■ Brief:
Copy the material word for word from the line containing "Patent image size: (878, 481)." through the line containing "The mating assembly 18 is at (670, 210).", both lines included, and copy nothing else.

■ Recorded information:
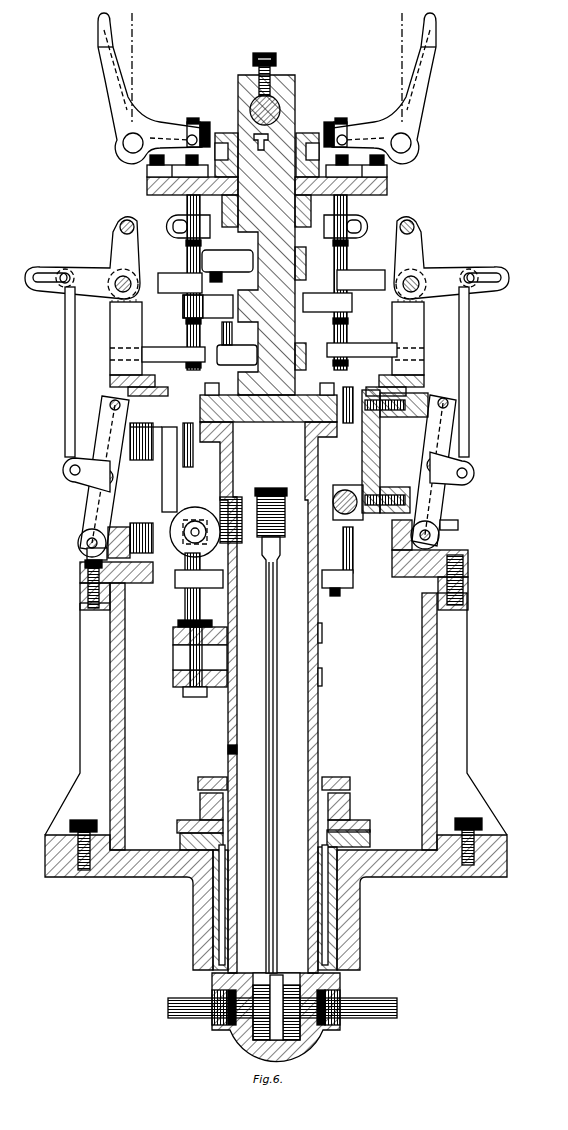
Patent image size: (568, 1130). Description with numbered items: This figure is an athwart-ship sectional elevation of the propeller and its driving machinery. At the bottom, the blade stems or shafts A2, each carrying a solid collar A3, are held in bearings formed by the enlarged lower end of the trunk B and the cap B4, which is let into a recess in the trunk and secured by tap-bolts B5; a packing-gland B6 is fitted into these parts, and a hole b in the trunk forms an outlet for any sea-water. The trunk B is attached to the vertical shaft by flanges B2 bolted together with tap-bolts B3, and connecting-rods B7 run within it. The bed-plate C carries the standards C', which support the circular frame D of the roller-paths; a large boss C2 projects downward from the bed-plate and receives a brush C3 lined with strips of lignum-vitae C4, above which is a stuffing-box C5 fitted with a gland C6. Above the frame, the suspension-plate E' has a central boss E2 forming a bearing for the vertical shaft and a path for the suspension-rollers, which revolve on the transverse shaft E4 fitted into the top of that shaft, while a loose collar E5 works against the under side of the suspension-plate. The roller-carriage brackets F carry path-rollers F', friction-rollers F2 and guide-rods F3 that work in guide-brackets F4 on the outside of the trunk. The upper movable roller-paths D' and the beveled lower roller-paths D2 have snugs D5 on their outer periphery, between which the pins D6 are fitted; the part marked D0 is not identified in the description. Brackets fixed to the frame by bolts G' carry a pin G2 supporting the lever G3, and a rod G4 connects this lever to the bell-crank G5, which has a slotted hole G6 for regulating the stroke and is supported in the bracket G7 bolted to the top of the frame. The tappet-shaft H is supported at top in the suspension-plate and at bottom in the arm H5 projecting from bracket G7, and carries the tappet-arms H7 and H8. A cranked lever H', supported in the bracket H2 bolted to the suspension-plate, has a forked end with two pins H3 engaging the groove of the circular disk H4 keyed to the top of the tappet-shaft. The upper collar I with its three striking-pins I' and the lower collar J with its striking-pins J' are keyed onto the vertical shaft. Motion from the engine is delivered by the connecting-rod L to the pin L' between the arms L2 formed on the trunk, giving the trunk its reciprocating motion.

The suspension-plate E' is at (276, 186).
The central boss E2 is at (267, 149).
The transverse shaft E4 is at (281, 108).
The loose collar E5 is at (275, 211).
The tappet-shaft H is at (267, 282).
The cranked lever H' is at (267, 88).
The bracket H2 is at (266, 164).
The pins H3 is at (193, 117).
The circular disk H4 is at (206, 120).
The arm H5 is at (269, 327).
The tappet-arm H7 is at (271, 281).
The tappet-arm H8 is at (208, 306).
The upper collar I is at (227, 261).
The striking-pins I' is at (216, 284).
The lower collar J is at (264, 355).
The striking-pins J' is at (221, 333).
The bolts G' is at (268, 472).
The pin G2 is at (113, 477).
The lever G3 is at (167, 226).
The rod G4 is at (277, 372).
The bell-crank G5 is at (267, 263).
The slotted hole G6 is at (52, 275).
The bracket G7 is at (267, 349).
The circular frame D is at (274, 504).
The upper movable roller-paths D' is at (245, 543).
The pin D0 is at (440, 532).
The lower movable roller-paths D2 is at (260, 535).
The snugs D5 is at (110, 400).
The pins D6 is at (109, 406).
The trunk B is at (270, 742).
The flanges B2 is at (268, 408).
The tap-bolts B3 is at (269, 387).
The cap B4 is at (318, 537).
The tap-bolts B5 is at (262, 512).
The packing-gland B6 is at (200, 1037).
The connecting-rods B7 is at (279, 755).
The hole b is at (226, 750).
The roller-carriage brackets F is at (243, 469).
The path-rollers F' is at (279, 471).
The friction-rollers F2 is at (195, 532).
The guide-rods F3 is at (193, 455).
The guide-brackets F4 is at (264, 583).
The connecting-rod L is at (192, 662).
The pin L' is at (183, 619).
The arms L2 is at (193, 657).
The bed-plate C is at (276, 894).
The standards C' is at (276, 716).
The boss C2 is at (205, 920).
The brush C3 is at (190, 936).
The strips of lignum-vitae C4 is at (200, 895).
The stuffing-box C5 is at (198, 810).
The gland C6 is at (206, 784).
The stem or shaft A2 is at (397, 1008).
The solid collar A3 is at (232, 1028).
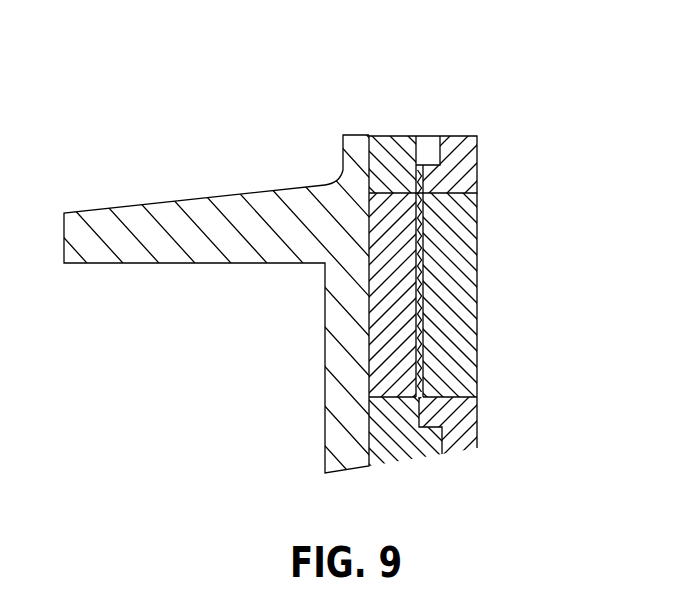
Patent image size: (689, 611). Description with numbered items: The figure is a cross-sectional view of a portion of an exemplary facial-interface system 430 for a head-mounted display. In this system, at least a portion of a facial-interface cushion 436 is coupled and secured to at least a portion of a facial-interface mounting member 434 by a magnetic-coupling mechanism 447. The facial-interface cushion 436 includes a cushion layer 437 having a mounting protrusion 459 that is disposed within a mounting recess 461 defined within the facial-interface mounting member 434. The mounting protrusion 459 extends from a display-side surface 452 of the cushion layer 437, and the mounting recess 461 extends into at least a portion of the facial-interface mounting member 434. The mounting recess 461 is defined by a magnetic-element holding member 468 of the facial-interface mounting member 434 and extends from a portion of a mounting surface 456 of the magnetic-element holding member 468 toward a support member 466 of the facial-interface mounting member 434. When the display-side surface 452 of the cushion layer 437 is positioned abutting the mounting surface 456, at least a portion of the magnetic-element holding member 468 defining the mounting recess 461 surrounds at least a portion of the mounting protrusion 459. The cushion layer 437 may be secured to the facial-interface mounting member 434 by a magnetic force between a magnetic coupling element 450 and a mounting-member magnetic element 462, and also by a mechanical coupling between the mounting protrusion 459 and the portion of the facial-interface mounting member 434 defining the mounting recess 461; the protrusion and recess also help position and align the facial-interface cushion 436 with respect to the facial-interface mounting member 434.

The facial-interface system 430 is at (230, 114).
The facial-interface mounting member 434 is at (343, 160).
The facial-interface cushion 436 is at (457, 136).
The cushion layer 437 is at (470, 152).
The magnetic-coupling mechanism 447 is at (517, 444).
The magnetic coupling element 450 is at (477, 233).
The display-side surface 452 is at (447, 432).
The mounting surface 456 is at (452, 450).
The mounting protrusion 459 is at (417, 415).
The mounting recess 461 is at (427, 158).
The mounting-member magnetic element 462 is at (383, 335).
The support member 466 is at (332, 382).
The magnetic-element holding member 468 is at (385, 143).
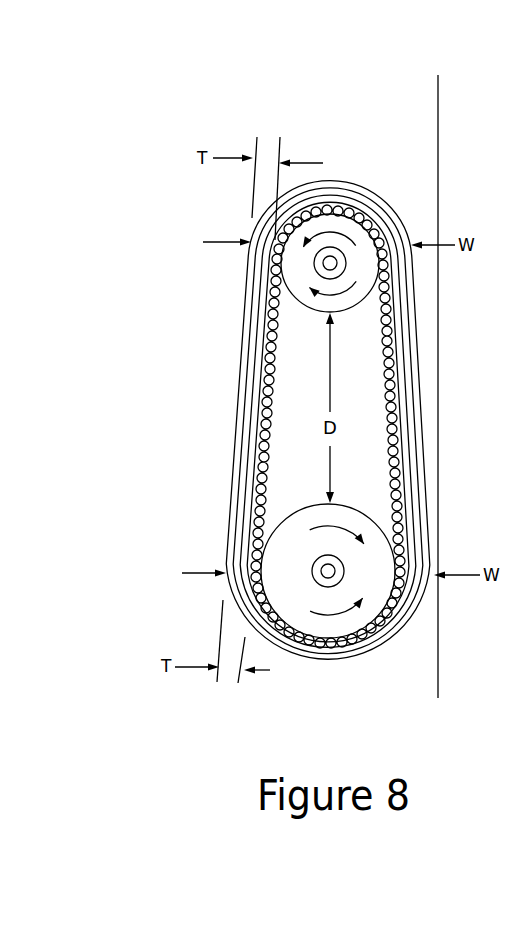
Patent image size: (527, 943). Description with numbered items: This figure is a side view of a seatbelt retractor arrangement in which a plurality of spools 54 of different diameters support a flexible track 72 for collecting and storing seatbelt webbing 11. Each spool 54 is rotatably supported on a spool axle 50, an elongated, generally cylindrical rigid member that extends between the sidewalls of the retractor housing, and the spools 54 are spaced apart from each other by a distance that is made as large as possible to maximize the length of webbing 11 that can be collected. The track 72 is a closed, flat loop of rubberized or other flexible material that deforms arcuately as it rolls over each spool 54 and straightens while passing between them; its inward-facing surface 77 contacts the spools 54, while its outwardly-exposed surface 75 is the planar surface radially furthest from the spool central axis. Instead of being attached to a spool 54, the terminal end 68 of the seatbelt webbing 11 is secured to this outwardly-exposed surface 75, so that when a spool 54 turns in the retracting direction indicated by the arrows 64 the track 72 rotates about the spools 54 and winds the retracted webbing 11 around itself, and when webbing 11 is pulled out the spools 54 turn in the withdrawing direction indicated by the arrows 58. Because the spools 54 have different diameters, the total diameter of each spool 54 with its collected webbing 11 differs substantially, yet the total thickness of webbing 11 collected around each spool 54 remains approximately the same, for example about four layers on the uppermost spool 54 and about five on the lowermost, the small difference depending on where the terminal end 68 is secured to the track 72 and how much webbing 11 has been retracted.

The seatbelt webbing 11 is at (442, 157).
The spool axle 50 is at (313, 265).
The spool 54 is at (362, 265).
The withdrawing direction arrows 58 is at (335, 232).
The retracting direction arrows 64 is at (343, 420).
The terminal end of the seatbelt webbing 68 is at (357, 420).
The flexible track 72 is at (328, 426).
The outwardly-exposed surface of the track 75 is at (405, 570).
The inward-facing surface of the track 77 is at (397, 467).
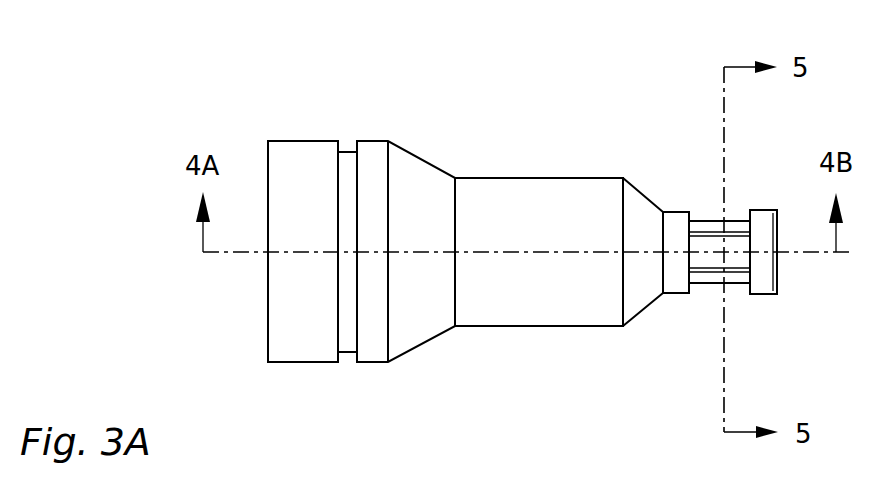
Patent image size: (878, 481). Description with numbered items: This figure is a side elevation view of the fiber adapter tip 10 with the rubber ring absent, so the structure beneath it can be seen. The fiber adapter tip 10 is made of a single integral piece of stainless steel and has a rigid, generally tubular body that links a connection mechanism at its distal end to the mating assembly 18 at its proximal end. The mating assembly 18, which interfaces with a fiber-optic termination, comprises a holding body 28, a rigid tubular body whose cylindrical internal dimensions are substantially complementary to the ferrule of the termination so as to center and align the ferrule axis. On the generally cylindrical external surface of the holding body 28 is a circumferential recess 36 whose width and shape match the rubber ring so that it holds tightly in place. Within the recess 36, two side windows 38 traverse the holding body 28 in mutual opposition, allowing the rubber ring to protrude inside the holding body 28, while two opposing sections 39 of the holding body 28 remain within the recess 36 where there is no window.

The fiber adapter tip 10 is at (496, 106).
The mating assembly 18 is at (670, 210).
The holding body 28 is at (670, 293).
The circumferential recess 36 is at (693, 215).
The side windows 38 is at (708, 263).
The opposing sections 39 is at (735, 217).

■ Right answer:
Patent image size: (878, 481). Description with numbered items: This figure is a side elevation view of the fiber adapter tip 10 with the rubber ring absent, so the structure beneath it can be seen. The fiber adapter tip 10 is made of a single integral piece of stainless steel and has a rigid, generally tubular body that links a connection mechanism at its distal end to the mating assembly 18 at its proximal end. The mating assembly 18, which interfaces with a fiber-optic termination, comprises a holding body 28, a rigid tubular body whose cylindrical internal dimensions are substantially complementary to the ferrule of the termination so as to center and align the ferrule axis. On the generally cylindrical external surface of the holding body 28 is a circumferential recess 36 whose width and shape match the rubber ring so that it holds tightly in place. Within the recess 36, two side windows 38 traverse the holding body 28 in mutual opposition, allowing the rubber ring to protrude inside the holding body 28, while two opposing sections 39 of the holding body 28 remain within the recess 36 where there is no window.

The fiber adapter tip 10 is at (496, 106).
The mating assembly 18 is at (670, 210).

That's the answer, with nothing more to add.